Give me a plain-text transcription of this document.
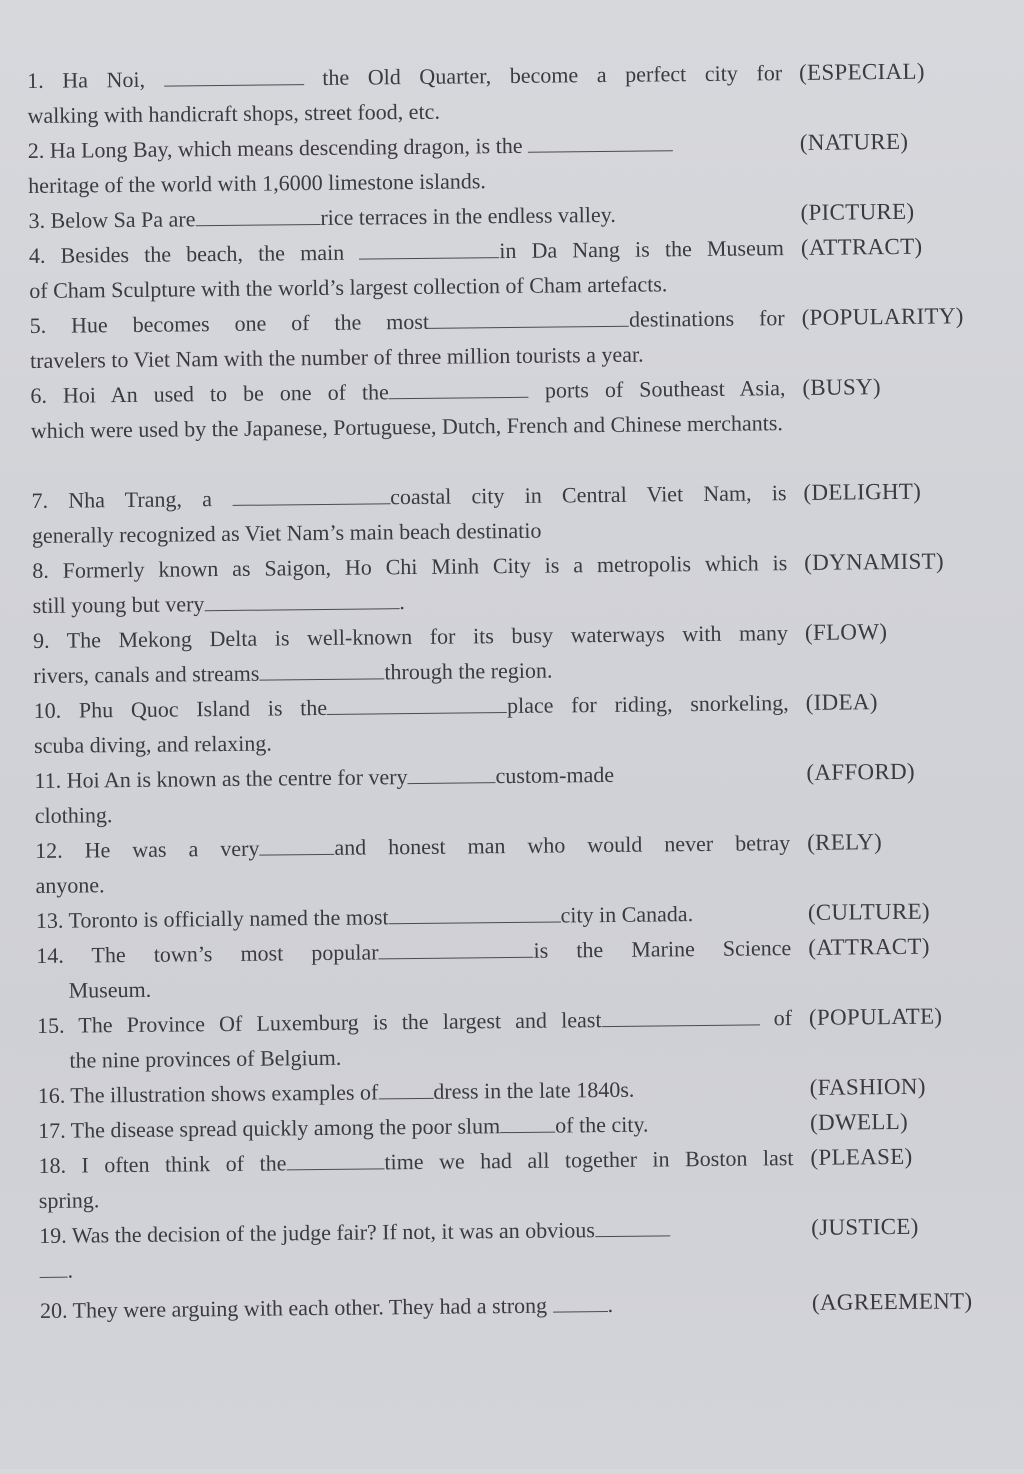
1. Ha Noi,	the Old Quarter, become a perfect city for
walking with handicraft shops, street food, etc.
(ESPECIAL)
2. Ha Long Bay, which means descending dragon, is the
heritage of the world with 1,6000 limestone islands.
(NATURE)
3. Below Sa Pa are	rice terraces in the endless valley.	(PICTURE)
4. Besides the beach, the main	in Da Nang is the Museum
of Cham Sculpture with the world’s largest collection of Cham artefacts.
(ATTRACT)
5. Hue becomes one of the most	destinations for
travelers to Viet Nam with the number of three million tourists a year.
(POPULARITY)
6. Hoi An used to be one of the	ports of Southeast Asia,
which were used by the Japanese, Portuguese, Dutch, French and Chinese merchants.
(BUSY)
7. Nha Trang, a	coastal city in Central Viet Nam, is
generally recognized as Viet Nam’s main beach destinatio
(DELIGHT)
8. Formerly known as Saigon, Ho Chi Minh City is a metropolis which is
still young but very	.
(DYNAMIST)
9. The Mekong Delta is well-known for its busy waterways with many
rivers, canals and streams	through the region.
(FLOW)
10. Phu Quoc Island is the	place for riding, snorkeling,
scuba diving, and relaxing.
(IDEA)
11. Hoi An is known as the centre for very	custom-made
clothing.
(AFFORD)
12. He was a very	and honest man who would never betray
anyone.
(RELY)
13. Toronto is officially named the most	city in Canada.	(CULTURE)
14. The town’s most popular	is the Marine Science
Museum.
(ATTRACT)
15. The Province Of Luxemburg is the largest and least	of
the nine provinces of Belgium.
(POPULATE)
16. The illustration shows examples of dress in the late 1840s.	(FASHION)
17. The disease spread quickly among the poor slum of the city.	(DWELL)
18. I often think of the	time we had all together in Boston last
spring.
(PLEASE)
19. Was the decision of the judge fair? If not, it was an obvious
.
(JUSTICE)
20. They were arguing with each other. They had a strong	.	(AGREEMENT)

---

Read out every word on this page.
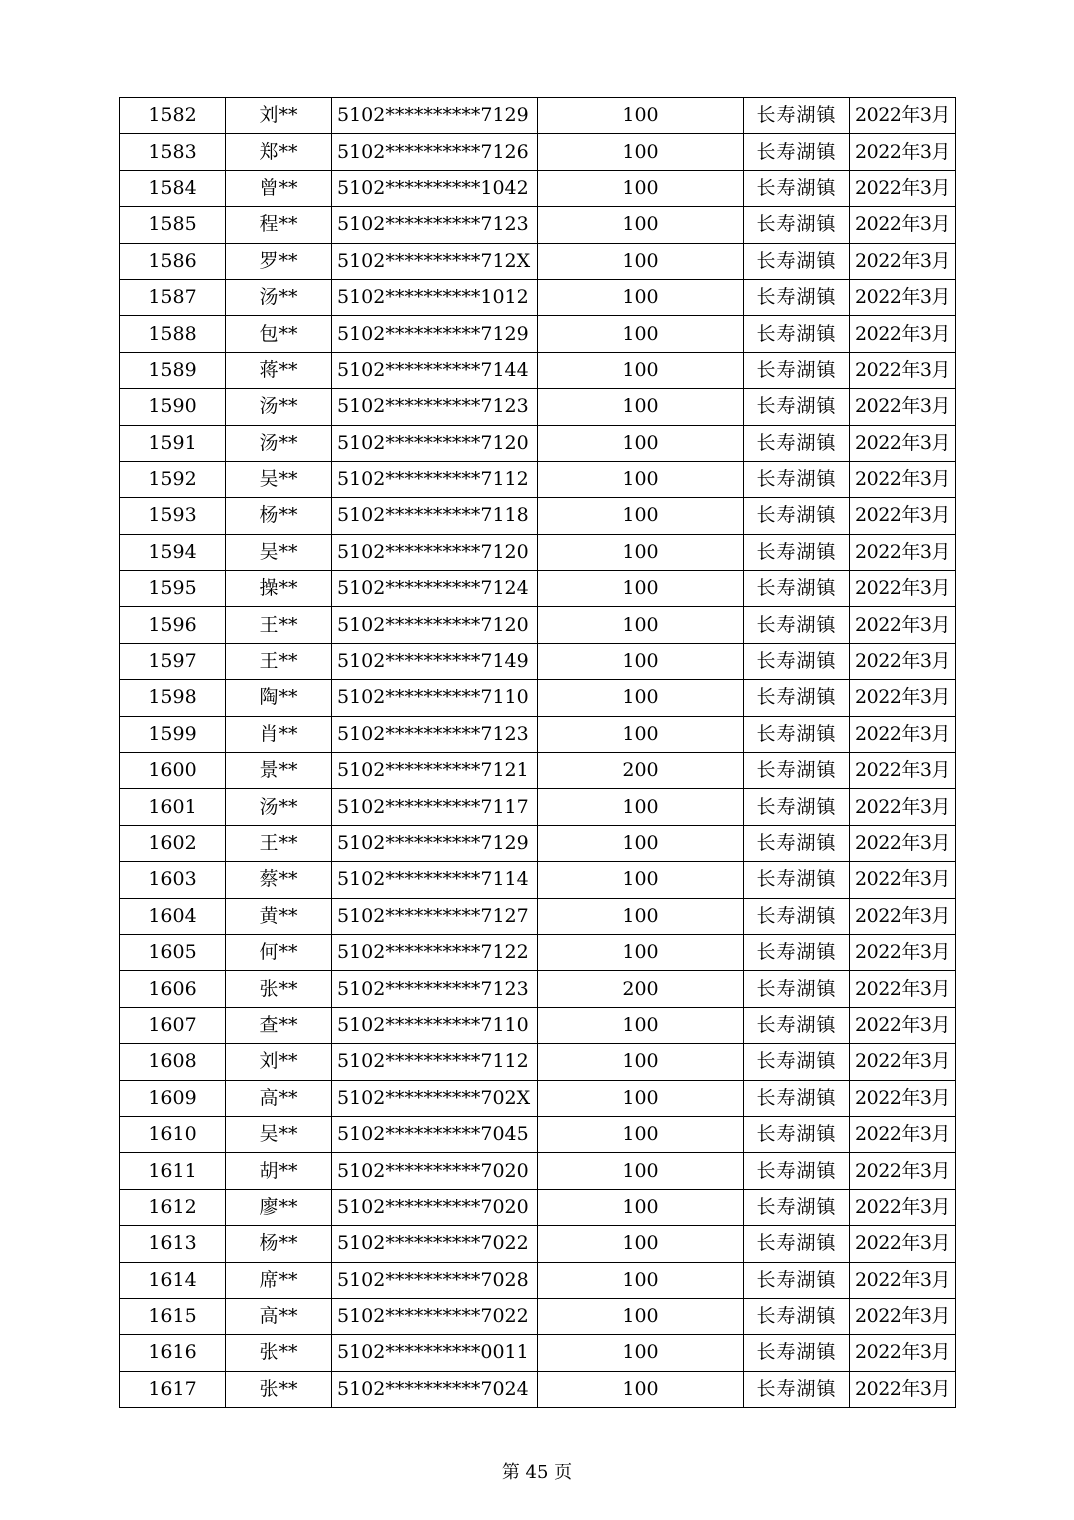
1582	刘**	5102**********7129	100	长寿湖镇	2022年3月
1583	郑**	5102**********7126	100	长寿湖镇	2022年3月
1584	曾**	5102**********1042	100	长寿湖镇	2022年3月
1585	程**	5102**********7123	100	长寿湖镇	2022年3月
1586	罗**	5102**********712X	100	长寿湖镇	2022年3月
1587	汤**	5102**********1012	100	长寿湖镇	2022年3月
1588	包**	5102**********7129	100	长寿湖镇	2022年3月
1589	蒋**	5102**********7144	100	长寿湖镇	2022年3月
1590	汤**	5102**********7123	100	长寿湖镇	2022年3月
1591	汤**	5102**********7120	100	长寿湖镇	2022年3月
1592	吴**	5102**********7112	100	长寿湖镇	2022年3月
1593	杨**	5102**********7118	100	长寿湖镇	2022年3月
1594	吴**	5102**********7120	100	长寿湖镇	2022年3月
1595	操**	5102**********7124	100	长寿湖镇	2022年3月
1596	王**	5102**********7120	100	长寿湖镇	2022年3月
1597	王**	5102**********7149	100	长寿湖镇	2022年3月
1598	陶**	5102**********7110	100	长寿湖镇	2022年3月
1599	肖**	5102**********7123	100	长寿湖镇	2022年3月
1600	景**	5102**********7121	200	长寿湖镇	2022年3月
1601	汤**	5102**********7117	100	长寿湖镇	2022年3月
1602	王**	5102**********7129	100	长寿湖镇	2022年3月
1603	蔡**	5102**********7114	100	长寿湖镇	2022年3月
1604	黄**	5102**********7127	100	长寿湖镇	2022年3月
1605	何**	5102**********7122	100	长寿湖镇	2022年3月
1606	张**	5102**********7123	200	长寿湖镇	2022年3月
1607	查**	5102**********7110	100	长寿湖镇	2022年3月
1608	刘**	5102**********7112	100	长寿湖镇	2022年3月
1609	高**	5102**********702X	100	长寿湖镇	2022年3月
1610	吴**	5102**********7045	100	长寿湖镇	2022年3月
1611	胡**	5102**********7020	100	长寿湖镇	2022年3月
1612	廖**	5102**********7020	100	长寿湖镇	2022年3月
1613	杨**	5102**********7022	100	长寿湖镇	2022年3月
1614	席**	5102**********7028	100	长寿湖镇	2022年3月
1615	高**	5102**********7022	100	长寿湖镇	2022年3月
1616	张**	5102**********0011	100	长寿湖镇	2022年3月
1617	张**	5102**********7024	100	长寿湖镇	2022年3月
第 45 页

---

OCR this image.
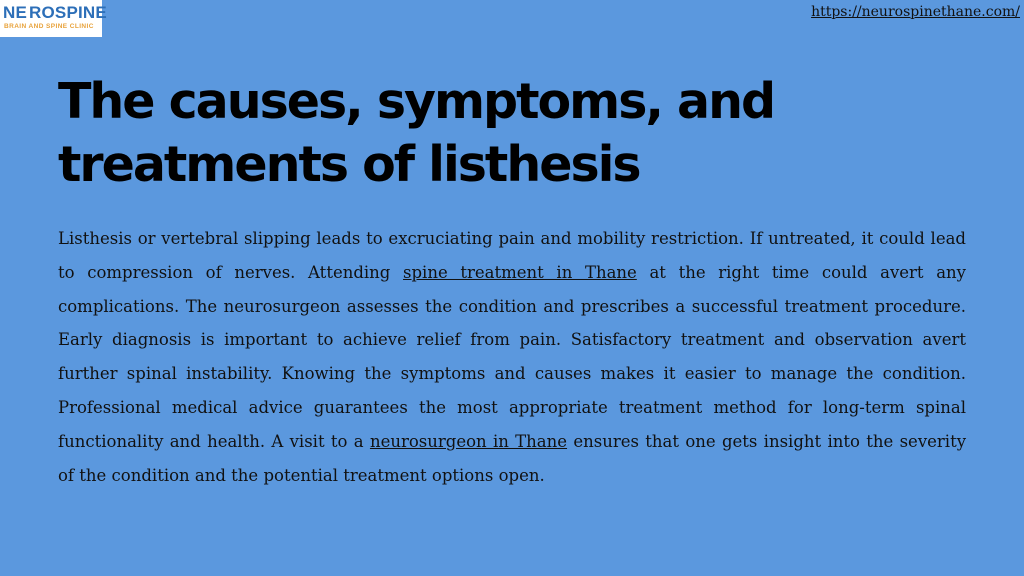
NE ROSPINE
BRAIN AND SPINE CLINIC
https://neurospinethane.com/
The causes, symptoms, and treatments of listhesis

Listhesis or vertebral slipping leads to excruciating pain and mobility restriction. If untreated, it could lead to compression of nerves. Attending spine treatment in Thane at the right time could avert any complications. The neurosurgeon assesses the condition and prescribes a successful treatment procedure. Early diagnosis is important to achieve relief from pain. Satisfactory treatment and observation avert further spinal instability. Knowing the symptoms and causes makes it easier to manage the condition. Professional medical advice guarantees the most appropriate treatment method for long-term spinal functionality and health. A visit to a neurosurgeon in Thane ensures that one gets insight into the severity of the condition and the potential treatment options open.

◆ **Stated task**:
What is the number of lines that hold the string "largest"? Give it alone.

◆ **The reply**:
2